--- start of Record set ---

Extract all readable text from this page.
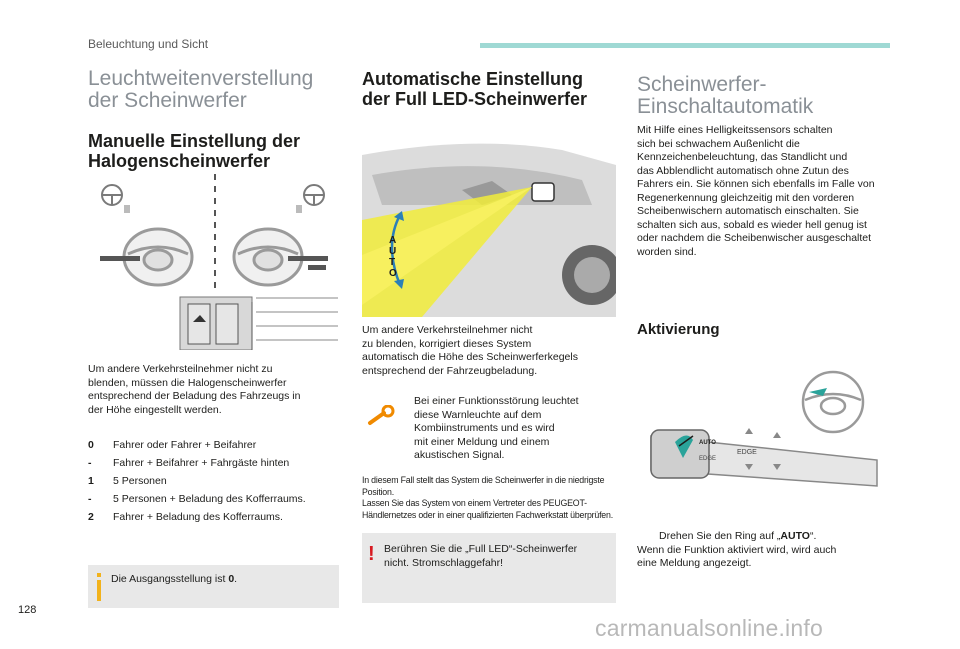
Beleuchtung und Sicht
Leuchtweitenverstellung
der Scheinwerfer
Manuelle Einstellung der
Halogenscheinwerfer
Um andere Verkehrsteilnehmer nicht zu
blenden, müssen die Halogenscheinwerfer
entsprechend der Beladung des Fahrzeugs in
der Höhe eingestellt werden.
0	Fahrer oder Fahrer + Beifahrer
-	Fahrer + Beifahrer + Fahrgäste hinten
1	5 Personen
-	5 Personen + Beladung des Kofferraums.
2	Fahrer + Beladung des Kofferraums.
Die Ausgangsstellung ist 0.
Automatische Einstellung
der Full LED-Scheinwerfer
A
U
T
O
Um andere Verkehrsteilnehmer nicht
zu blenden, korrigiert dieses System
automatisch die Höhe des Scheinwerferkegels
entsprechend der Fahrzeugbeladung.
Bei einer Funktionsstörung leuchtet
diese Warnleuchte auf dem
Kombiinstruments und es wird
mit einer Meldung und einem
akustischen Signal.
In diesem Fall stellt das System die Scheinwerfer in die niedrigste
Position.
Lassen Sie das System von einem Vertreter des PEUGEOT-
Händlernetzes oder in einer qualifizierten Fachwerkstatt überprüfen.
! Berühren Sie die „Full LED“-Scheinwerfer
nicht. Stromschlaggefahr!
Scheinwerfer-
Einschaltautomatik
Mit Hilfe eines Helligkeitssensors schalten
sich bei schwachem Außenlicht die
Kennzeichenbeleuchtung, das Standlicht und
das Abblendlicht automatisch ohne Zutun des
Fahrers ein. Sie können sich ebenfalls im Falle von
Regenerkennung gleichzeitig mit den vorderen
Scheibenwischern automatisch einschalten. Sie
schalten sich aus, sobald es wieder hell genug ist
oder nachdem die Scheibenwischer ausgeschaltet
worden sind.
Aktivierung
AUTO
EDGE
EDGE
Drehen Sie den Ring auf „AUTO“.
Wenn die Funktion aktiviert wird, wird auch
eine Meldung angezeigt.
128
carmanualsonline.info
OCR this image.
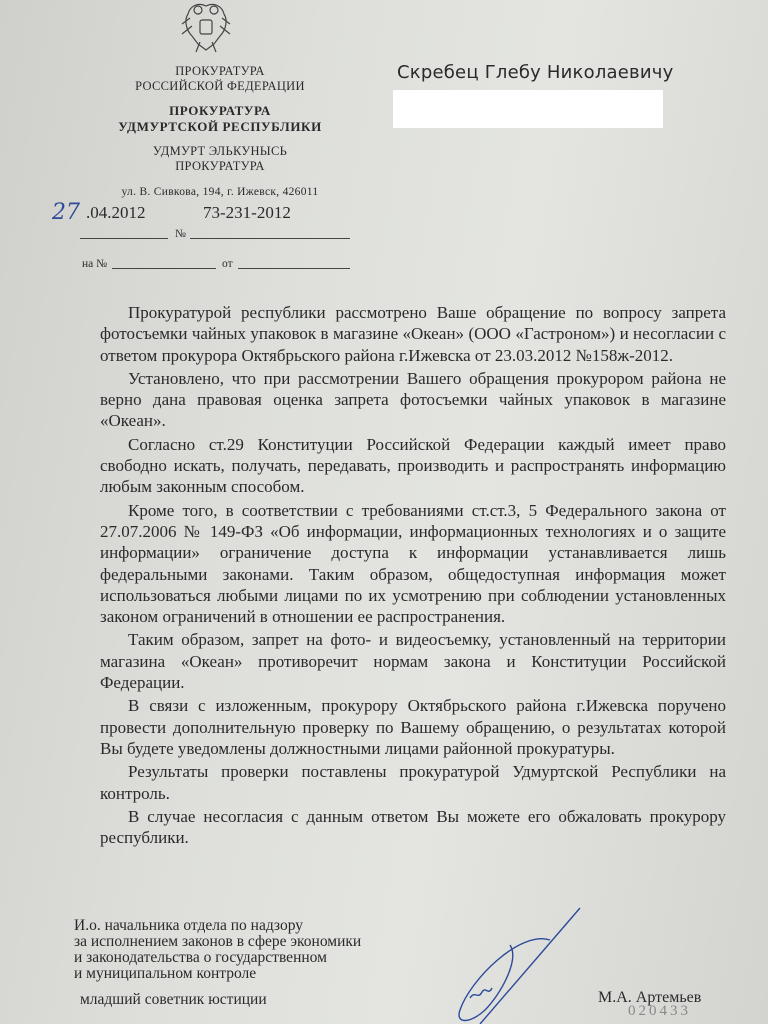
ПРОКУРАТУРА
РОССИЙСКОЙ ФЕДЕРАЦИИ
ПРОКУРАТУРА
УДМУРТСКОЙ РЕСПУБЛИКИ
УДМУРТ ЭЛЬКУНЫСЬ
ПРОКУРАТУРА
ул. В. Сивкова, 194, г. Ижевск, 426011
27 .04.2012	73-231-2012
№
на №	от
Скребец Глебу Николаевичу

Прокуратурой республики рассмотрено Ваше обращение по вопросу запрета фотосъемки чайных упаковок в магазине «Океан» (ООО «Гастроном») и несогласии с ответом прокурора Октябрьского района г.Ижевска от 23.03.2012 №158ж-2012.

Установлено, что при рассмотрении Вашего обращения прокурором района не верно дана правовая оценка запрета фотосъемки чайных упаковок в магазине «Океан».

Согласно ст.29 Конституции Российской Федерации каждый имеет право свободно искать, получать, передавать, производить и распространять информацию любым законным способом.

Кроме того, в соответствии с требованиями ст.ст.3, 5 Федерального закона от 27.07.2006 № 149-ФЗ «Об информации, информационных технологиях и о защите информации» ограничение доступа к информации устанавливается лишь федеральными законами. Таким образом, общедоступная информация может использоваться любыми лицами по их усмотрению при соблюдении установленных законом ограничений в отношении ее распространения.

Таким образом, запрет на фото- и видеосъемку, установленный на территории магазина «Океан» противоречит нормам закона и Конституции Российской Федерации.

В связи с изложенным, прокурору Октябрьского района г.Ижевска поручено провести дополнительную проверку по Вашему обращению, о результатах которой Вы будете уведомлены должностными лицами районной прокуратуры.

Результаты проверки поставлены прокуратурой Удмуртской Республики на контроль.

В случае несогласия с данным ответом Вы можете его обжаловать прокурору республики.

И.о. начальника отдела по надзору
за исполнением законов в сфере экономики
и законодательства о государственном
и муниципальном контроле
младший советник юстиции	М.А. Артемьев
020433
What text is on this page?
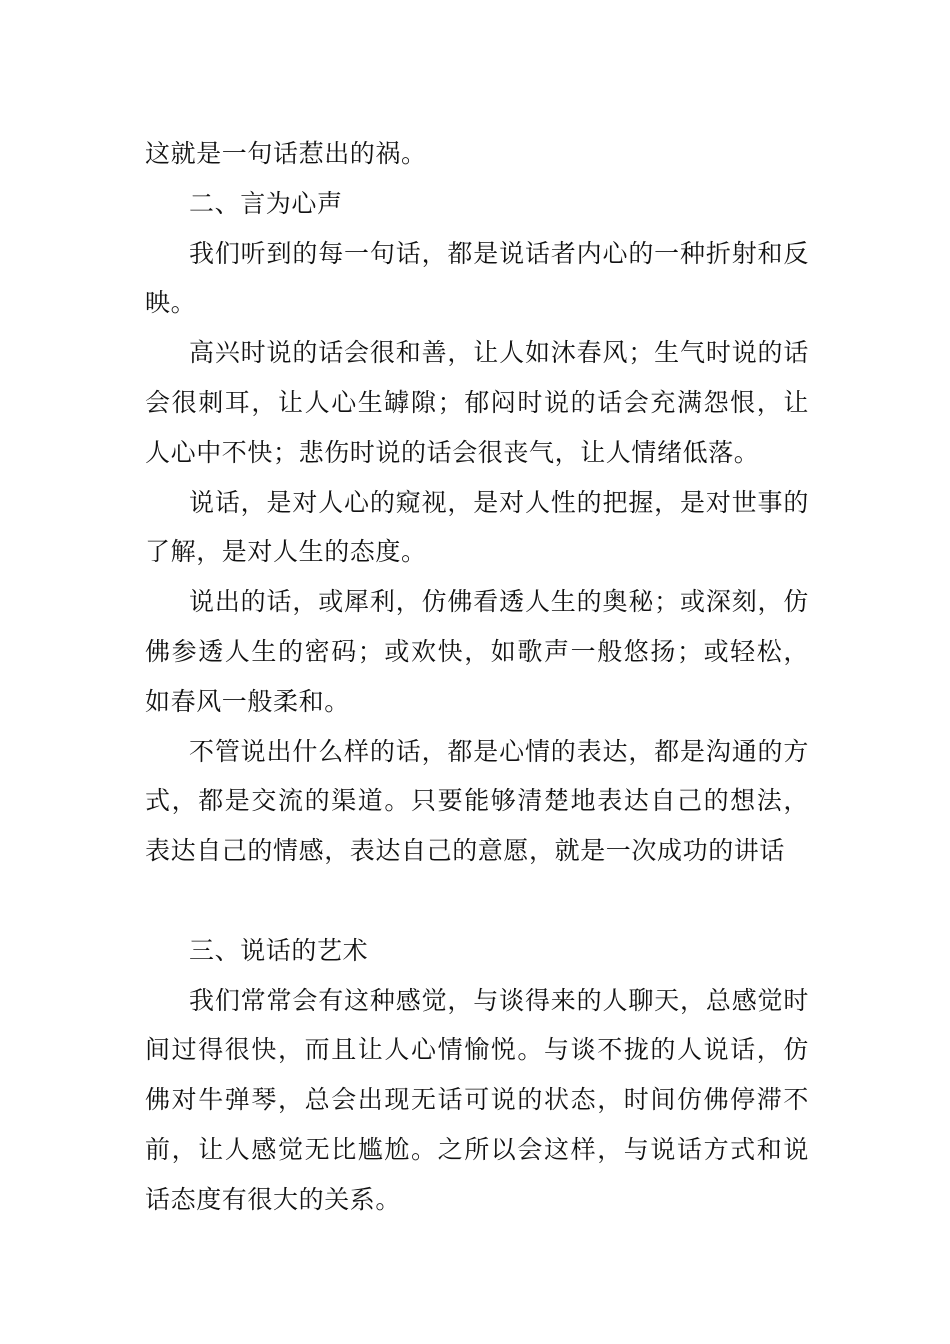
这就是一句话惹出的祸。

二、言为心声

我们听到的每一句话，都是说话者内心的一种折射和反映。

高兴时说的话会很和善，让人如沐春风；生气时说的话会很刺耳，让人心生罅隙；郁闷时说的话会充满怨恨，让人心中不快；悲伤时说的话会很丧气，让人情绪低落。

说话，是对人心的窥视，是对人性的把握，是对世事的了解，是对人生的态度。

说出的话，或犀利，仿佛看透人生的奥秘；或深刻，仿佛参透人生的密码；或欢快，如歌声一般悠扬；或轻松，如春风一般柔和。

不管说出什么样的话，都是心情的表达，都是沟通的方式，都是交流的渠道。只要能够清楚地表达自己的想法，表达自己的情感，表达自己的意愿，就是一次成功的讲话

三、说话的艺术

我们常常会有这种感觉，与谈得来的人聊天，总感觉时间过得很快，而且让人心情愉悦。与谈不拢的人说话，仿佛对牛弹琴，总会出现无话可说的状态，时间仿佛停滞不前，让人感觉无比尴尬。之所以会这样，与说话方式和说话态度有很大的关系。
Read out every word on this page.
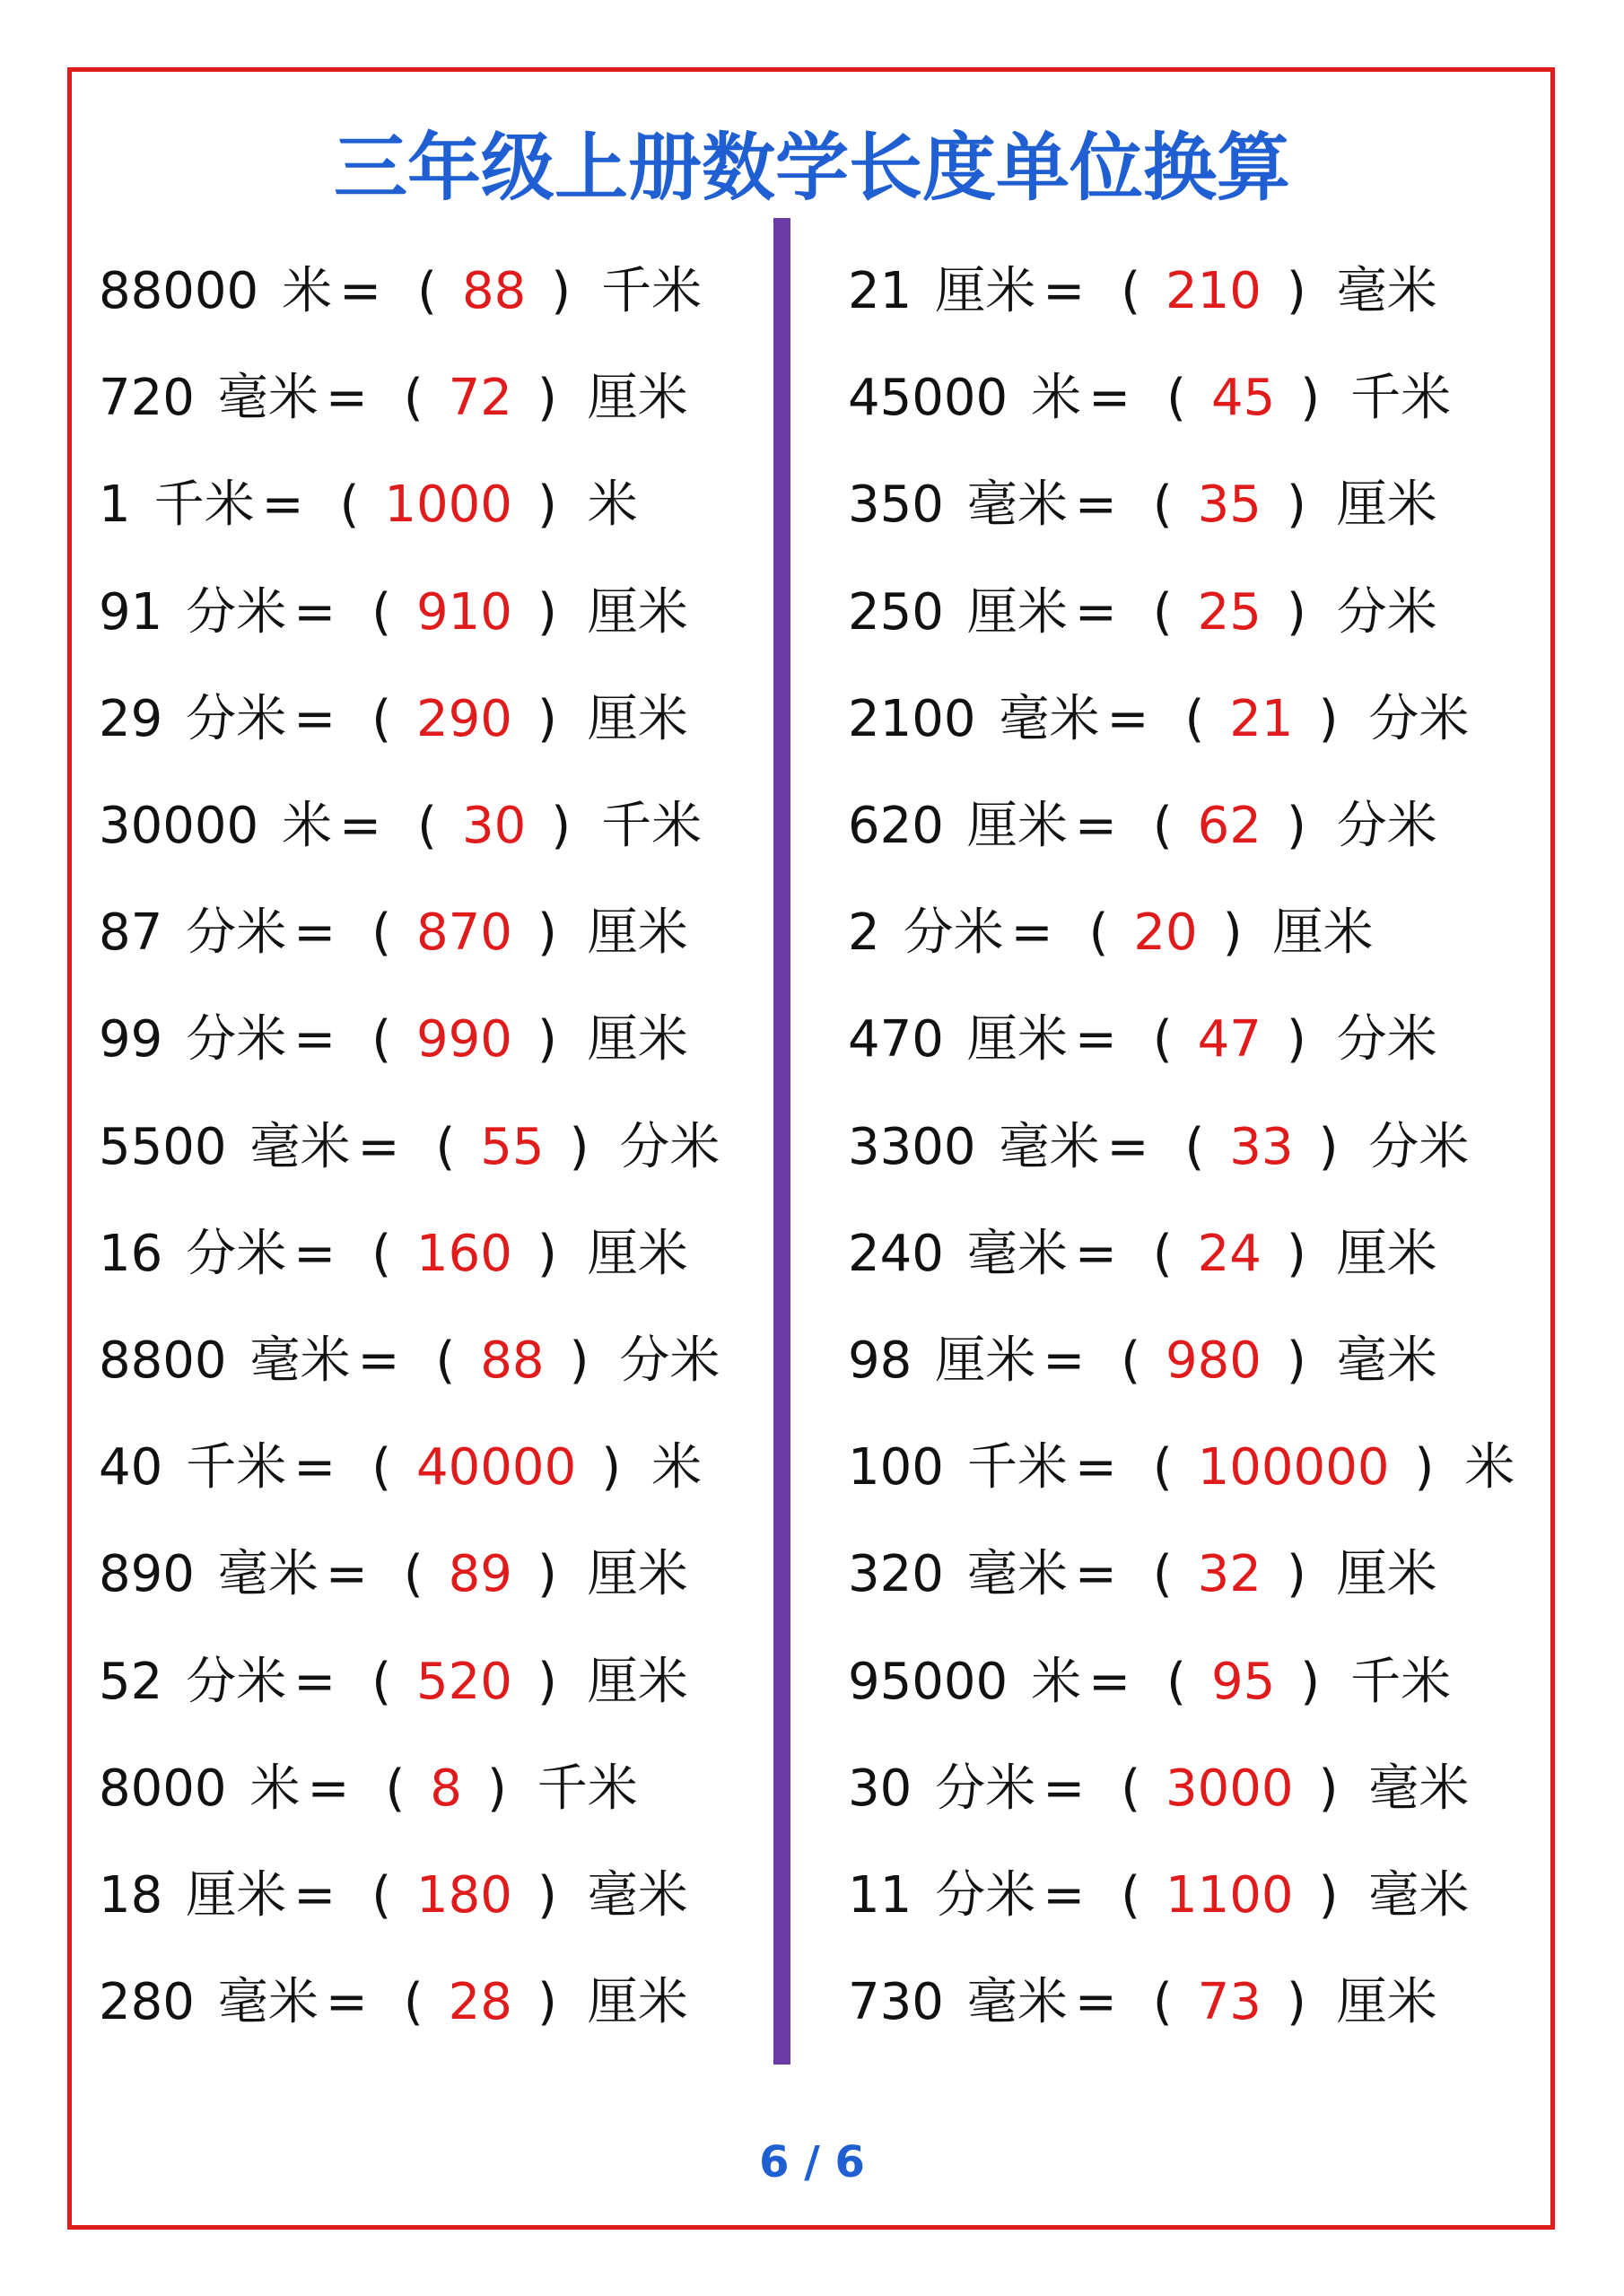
三年级上册数学长度单位换算
88000 米 = ( 88 ) 千米
720 毫米 = ( 72 ) 厘米
1 千米 = ( 1000 ) 米
91 分米 = ( 910 ) 厘米
29 分米 = ( 290 ) 厘米
30000 米 = ( 30 ) 千米
87 分米 = ( 870 ) 厘米
99 分米 = ( 990 ) 厘米
5500 毫米 = ( 55 ) 分米
16 分米 = ( 160 ) 厘米
8800 毫米 = ( 88 ) 分米
40 千米 = ( 40000 ) 米
890 毫米 = ( 89 ) 厘米
52 分米 = ( 520 ) 厘米
8000 米 = ( 8 ) 千米
18 厘米 = ( 180 ) 毫米
280 毫米 = ( 28 ) 厘米
21 厘米 = ( 210 ) 毫米
45000 米 = ( 45 ) 千米
350 毫米 = ( 35 ) 厘米
250 厘米 = ( 25 ) 分米
2100 毫米 = ( 21 ) 分米
620 厘米 = ( 62 ) 分米
2 分米 = ( 20 ) 厘米
470 厘米 = ( 47 ) 分米
3300 毫米 = ( 33 ) 分米
240 毫米 = ( 24 ) 厘米
98 厘米 = ( 980 ) 毫米
100 千米 = ( 100000 ) 米
320 毫米 = ( 32 ) 厘米
95000 米 = ( 95 ) 千米
30 分米 = ( 3000 ) 毫米
11 分米 = ( 1100 ) 毫米
730 毫米 = ( 73 ) 厘米
6 / 6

--- end of Record set ---

• [Work required]: Pull every line containing "einer" from the material above.

• [Solution below]:
Bei einer Funktionsstörung leuchtet
mit einer Meldung und einem
Händlernetzes oder in einer qualifizierten Fachwerkstatt überprüfen.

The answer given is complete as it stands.